# Provided passage start

⚙️AlgorithmIntermediate

Lion Optimizer

Key Points

•
Lion (Evolved Sign Momentum) is a first-order, sign-based optimizer discovered through automated program search.
•
It updates parameters using only the sign of an exponential moving average of gradients instead of their magnitudes.
•
Lion keeps just one momentum buffer, so it uses substantially less memory than Adam while keeping strong empirical performance.
•
Each step performs two momentum updates with different coefficients and applies a decoupled weight decay like AdamW.
•
Because it uses sign directions, Lion is more scale-invariant to gradient magnitudes and can be robust to noisy training.
•
Improper ordering of momentum updates or mixing coupled and decoupled weight decay will break the algorithm’s behavior.
•
Per iteration, Lion has O(d) time and O(d) memory where d is the number of parameters, similar to SGD with momentum.
•
Lion is a good default for large models when memory is tight but you still want adaptive-like stability without the second moment.

Prerequisites

→Gradient Descent — Lion is a variant of gradient-based optimization and builds on the idea of using gradients to update parameters.
→Momentum (Exponential Moving Average) — Understanding EMA and how it stabilizes noisy gradients is essential to Lion’s sign-of-momentum update.
→Adam/AdamW Basics — Comparing Lion to Adam/AdamW clarifies the differences in state, adaptation, and decoupled weight decay.
→Vectorized Elementwise Operations — Lion applies sign and scaling elementwise to parameter vectors.

# Provided passage end

Instruction 1:
Answer these from the Lion optimizer page:
(a) What does the name Lion stand for?
(b) How many momentum buffers does Lion keep?
(c) Which prerequisite clarifies the differences in state, adaptation, and decoupled weight decay?

# Extracted material start

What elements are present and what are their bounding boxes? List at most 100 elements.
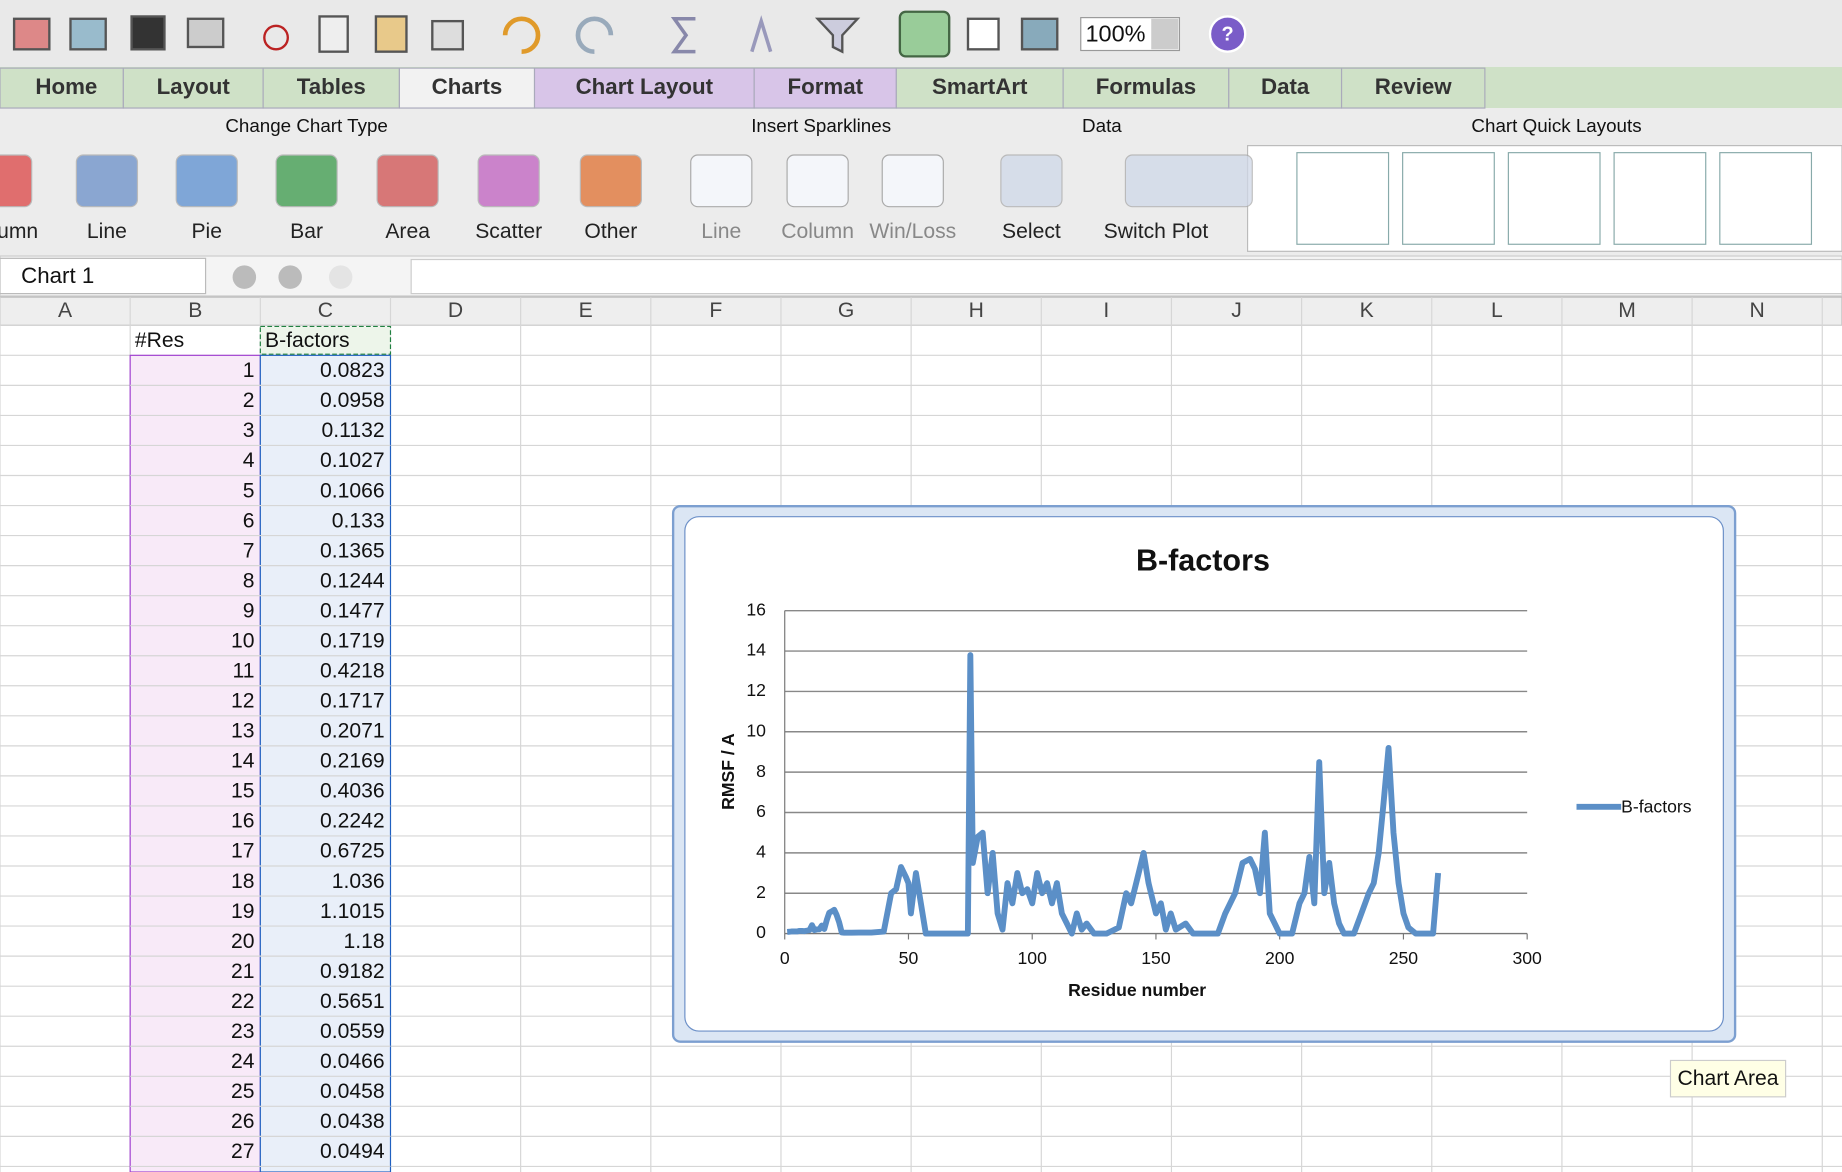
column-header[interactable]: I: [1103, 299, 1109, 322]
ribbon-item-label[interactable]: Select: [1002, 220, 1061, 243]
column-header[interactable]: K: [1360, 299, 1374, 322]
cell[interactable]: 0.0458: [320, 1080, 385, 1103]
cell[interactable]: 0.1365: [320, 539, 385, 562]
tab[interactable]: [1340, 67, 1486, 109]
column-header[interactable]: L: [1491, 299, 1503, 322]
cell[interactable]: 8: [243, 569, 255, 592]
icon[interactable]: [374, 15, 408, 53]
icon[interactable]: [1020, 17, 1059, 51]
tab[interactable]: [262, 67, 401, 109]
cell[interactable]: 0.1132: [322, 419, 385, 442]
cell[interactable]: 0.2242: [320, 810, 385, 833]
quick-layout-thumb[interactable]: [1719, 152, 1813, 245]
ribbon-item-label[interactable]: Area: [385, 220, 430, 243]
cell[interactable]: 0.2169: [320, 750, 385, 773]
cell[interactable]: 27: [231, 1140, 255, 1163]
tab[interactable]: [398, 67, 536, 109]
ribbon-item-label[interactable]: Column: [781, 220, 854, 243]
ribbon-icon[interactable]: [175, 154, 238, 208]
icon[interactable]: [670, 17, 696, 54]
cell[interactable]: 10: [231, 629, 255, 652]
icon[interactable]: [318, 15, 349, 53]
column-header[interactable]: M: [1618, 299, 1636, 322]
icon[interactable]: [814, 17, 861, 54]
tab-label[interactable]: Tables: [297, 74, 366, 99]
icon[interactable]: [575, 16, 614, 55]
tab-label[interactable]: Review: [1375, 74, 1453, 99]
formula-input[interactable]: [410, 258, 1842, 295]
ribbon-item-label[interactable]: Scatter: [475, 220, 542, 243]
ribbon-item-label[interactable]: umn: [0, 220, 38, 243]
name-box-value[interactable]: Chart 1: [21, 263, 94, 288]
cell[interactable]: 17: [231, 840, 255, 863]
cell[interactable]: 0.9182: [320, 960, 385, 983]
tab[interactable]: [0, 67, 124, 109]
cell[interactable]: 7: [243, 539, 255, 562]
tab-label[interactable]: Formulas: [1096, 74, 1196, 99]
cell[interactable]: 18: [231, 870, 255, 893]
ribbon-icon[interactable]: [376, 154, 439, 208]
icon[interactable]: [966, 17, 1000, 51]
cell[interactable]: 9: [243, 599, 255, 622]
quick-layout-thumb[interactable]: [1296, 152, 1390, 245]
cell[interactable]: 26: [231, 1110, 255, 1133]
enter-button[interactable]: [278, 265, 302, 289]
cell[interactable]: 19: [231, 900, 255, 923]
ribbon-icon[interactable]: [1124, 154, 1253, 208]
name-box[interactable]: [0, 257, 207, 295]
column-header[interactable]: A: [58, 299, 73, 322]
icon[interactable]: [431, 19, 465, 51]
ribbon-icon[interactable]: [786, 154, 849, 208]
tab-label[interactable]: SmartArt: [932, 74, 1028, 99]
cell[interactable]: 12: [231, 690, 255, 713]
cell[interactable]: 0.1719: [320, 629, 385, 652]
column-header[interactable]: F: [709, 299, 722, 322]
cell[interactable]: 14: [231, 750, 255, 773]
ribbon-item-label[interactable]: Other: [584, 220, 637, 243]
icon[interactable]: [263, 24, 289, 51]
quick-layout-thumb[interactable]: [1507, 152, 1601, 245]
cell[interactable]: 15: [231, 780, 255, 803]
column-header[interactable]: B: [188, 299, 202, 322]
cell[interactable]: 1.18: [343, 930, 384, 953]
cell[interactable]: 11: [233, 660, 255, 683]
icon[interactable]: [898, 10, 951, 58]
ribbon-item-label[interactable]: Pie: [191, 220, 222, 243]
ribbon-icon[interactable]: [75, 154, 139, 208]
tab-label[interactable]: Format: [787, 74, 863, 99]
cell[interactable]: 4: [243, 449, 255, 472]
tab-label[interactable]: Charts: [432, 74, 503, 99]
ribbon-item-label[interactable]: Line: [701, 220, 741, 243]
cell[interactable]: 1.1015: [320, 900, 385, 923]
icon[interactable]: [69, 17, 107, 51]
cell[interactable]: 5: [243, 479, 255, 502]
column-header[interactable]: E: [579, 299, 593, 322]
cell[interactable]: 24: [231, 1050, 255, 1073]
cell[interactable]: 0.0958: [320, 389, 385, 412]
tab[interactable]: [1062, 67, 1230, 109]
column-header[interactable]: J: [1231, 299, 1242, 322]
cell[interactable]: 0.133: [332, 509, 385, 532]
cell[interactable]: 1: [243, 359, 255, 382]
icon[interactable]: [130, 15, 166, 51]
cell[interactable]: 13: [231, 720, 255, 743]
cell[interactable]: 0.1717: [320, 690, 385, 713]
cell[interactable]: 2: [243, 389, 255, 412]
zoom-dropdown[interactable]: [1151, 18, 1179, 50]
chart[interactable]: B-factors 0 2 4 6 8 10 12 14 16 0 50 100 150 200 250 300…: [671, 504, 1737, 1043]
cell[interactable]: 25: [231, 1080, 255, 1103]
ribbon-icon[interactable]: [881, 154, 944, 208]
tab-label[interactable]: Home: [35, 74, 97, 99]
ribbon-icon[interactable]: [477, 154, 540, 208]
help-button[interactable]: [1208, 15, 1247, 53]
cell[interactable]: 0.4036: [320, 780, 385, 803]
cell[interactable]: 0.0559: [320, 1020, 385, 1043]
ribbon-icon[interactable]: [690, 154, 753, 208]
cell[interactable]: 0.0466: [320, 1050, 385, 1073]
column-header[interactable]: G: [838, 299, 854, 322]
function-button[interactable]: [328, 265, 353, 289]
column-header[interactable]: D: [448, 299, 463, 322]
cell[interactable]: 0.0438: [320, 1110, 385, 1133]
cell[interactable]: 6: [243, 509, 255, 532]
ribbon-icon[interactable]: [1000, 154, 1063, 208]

# Extracted material end

Instruction 2: Write out the rows verbatim, starting with the line containing "column-header[interactable]: I: [1103, 299, 1109, 322]" and going on through the line containing "tab[interactable]: [1340, 67, 1486, 109]", both included.

Task answer 1:
(a) Evolved Sign Momentum
(b) One
(c) Adam/AdamW Basics

Task answer 2:
column-header[interactable]: I: [1103, 299, 1109, 322]
ribbon-item-label[interactable]: Select: [1002, 220, 1061, 243]
column-header[interactable]: K: [1360, 299, 1374, 322]
cell[interactable]: 0.0458: [320, 1080, 385, 1103]
cell[interactable]: 0.1365: [320, 539, 385, 562]
tab[interactable]: [1340, 67, 1486, 109]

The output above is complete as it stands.